■ What to work on ■
Filter the data below for the string "references" and copy each matching line.
===== Provided material =====
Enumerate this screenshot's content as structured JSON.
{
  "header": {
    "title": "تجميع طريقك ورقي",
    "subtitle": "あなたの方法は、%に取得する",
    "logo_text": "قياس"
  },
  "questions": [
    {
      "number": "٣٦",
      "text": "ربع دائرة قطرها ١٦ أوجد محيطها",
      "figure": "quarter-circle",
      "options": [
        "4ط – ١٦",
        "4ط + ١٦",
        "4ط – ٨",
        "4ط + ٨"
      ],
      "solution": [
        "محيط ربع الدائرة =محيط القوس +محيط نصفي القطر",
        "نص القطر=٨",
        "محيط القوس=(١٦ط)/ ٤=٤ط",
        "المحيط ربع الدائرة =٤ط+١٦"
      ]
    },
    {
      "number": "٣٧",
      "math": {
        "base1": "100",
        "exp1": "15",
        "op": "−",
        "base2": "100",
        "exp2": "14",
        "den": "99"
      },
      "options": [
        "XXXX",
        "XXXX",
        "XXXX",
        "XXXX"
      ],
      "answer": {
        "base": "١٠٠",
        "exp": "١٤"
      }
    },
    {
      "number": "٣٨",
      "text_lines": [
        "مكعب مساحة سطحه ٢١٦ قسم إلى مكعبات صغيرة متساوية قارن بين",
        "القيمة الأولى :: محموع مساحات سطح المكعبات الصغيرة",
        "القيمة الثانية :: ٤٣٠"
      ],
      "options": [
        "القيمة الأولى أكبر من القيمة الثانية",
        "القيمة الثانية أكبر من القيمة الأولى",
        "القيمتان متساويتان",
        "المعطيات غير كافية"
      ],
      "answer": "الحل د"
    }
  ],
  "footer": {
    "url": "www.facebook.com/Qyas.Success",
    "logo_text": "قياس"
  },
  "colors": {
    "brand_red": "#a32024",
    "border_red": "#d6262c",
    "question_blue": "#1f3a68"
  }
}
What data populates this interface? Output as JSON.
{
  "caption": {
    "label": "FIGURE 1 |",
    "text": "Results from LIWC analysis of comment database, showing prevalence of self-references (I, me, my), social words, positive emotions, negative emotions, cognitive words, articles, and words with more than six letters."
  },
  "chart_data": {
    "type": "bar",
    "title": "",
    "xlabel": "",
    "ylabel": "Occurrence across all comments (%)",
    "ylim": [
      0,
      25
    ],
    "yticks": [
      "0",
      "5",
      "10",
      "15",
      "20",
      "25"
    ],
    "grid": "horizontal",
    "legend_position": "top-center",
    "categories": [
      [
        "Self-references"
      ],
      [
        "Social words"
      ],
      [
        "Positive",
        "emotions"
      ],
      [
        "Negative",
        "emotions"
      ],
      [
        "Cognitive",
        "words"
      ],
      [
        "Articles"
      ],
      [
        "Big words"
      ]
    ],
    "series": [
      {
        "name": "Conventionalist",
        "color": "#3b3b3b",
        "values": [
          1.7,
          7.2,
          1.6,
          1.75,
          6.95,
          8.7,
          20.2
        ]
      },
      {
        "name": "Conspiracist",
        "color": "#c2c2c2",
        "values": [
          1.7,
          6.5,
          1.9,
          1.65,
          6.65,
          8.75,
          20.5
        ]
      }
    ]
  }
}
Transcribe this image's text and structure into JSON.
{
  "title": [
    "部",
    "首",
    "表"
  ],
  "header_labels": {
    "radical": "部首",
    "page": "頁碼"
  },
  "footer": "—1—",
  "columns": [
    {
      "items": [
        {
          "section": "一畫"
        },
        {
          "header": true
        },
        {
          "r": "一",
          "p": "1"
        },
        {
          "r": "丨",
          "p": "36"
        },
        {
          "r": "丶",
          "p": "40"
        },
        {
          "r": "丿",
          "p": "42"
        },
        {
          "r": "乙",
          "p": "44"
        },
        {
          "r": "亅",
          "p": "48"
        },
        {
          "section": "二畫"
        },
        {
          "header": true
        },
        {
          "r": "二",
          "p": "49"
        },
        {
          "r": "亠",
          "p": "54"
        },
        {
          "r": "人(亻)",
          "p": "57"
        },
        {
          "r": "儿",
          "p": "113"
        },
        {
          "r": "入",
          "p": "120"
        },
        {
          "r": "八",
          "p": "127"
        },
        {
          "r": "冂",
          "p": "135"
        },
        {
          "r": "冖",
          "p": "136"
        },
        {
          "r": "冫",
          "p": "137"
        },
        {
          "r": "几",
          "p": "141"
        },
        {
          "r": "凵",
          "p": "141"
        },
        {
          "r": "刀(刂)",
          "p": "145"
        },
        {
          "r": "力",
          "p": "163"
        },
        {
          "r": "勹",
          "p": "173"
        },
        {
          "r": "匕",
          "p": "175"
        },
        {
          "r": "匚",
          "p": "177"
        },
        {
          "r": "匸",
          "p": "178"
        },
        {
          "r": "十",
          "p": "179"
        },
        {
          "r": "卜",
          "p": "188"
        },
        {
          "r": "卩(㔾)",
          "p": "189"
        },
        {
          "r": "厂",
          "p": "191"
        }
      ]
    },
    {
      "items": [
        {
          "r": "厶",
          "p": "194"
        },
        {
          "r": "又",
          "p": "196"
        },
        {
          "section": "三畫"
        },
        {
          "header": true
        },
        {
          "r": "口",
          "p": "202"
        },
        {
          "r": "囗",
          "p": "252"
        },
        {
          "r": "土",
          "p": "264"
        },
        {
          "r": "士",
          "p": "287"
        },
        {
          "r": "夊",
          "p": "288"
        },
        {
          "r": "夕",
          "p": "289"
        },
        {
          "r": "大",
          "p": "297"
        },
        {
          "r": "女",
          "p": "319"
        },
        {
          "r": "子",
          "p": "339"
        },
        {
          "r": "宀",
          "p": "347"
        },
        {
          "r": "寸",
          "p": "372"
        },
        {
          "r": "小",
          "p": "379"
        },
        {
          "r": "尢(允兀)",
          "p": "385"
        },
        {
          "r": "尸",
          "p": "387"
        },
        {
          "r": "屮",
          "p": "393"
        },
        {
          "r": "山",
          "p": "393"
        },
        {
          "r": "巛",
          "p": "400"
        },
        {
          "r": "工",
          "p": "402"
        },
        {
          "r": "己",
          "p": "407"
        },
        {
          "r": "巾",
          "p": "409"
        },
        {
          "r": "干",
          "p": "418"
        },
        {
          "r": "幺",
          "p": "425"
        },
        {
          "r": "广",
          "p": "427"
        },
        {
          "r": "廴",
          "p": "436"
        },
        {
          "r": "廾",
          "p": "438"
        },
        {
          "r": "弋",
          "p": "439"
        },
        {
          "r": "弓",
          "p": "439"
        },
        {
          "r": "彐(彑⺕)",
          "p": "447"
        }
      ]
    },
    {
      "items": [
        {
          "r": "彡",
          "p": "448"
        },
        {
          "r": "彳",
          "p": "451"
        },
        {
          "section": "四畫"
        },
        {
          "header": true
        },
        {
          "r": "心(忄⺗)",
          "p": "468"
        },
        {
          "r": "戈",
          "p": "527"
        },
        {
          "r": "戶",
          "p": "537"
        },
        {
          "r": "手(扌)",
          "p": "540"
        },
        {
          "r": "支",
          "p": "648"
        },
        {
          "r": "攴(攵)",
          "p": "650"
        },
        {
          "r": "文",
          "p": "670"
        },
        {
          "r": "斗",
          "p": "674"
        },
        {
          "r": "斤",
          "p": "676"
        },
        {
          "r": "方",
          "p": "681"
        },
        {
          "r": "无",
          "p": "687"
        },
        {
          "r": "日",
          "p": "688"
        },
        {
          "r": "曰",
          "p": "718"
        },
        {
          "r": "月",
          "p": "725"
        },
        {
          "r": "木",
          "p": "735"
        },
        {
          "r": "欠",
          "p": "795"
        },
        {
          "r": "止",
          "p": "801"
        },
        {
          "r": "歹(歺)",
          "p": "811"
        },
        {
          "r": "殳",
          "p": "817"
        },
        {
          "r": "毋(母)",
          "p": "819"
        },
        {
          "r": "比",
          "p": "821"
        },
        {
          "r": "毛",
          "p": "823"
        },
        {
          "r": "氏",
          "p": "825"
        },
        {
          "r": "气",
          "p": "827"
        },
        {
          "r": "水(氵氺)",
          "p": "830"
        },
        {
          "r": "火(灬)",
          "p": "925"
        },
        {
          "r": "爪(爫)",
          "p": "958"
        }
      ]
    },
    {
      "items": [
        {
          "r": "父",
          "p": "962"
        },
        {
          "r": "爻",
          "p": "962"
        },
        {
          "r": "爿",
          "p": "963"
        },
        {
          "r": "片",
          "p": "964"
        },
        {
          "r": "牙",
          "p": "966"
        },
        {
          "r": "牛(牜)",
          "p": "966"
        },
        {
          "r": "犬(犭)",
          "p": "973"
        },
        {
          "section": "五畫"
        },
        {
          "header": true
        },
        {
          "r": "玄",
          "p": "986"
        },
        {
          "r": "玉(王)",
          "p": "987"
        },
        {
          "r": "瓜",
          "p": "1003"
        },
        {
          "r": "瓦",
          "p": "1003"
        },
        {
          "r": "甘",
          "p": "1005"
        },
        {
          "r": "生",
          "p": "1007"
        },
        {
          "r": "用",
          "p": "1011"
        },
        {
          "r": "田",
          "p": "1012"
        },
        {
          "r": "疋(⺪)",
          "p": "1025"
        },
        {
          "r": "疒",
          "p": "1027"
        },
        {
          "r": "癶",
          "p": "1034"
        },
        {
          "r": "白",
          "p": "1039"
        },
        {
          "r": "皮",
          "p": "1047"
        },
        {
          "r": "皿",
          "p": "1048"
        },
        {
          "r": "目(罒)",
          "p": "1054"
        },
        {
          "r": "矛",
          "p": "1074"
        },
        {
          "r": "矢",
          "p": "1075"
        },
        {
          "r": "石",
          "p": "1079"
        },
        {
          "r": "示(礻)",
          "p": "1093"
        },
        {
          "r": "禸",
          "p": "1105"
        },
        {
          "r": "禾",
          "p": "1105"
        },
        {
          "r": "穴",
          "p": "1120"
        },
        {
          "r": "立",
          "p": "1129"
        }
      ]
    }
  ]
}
=====
■ Answer below ■
    "text": "Results from LIWC analysis of comment database, showing prevalence of self-references (I, me, my), social words, positive emotions, negative emotions, cognitive words, articles, and words with more than six letters."
        "Self-references"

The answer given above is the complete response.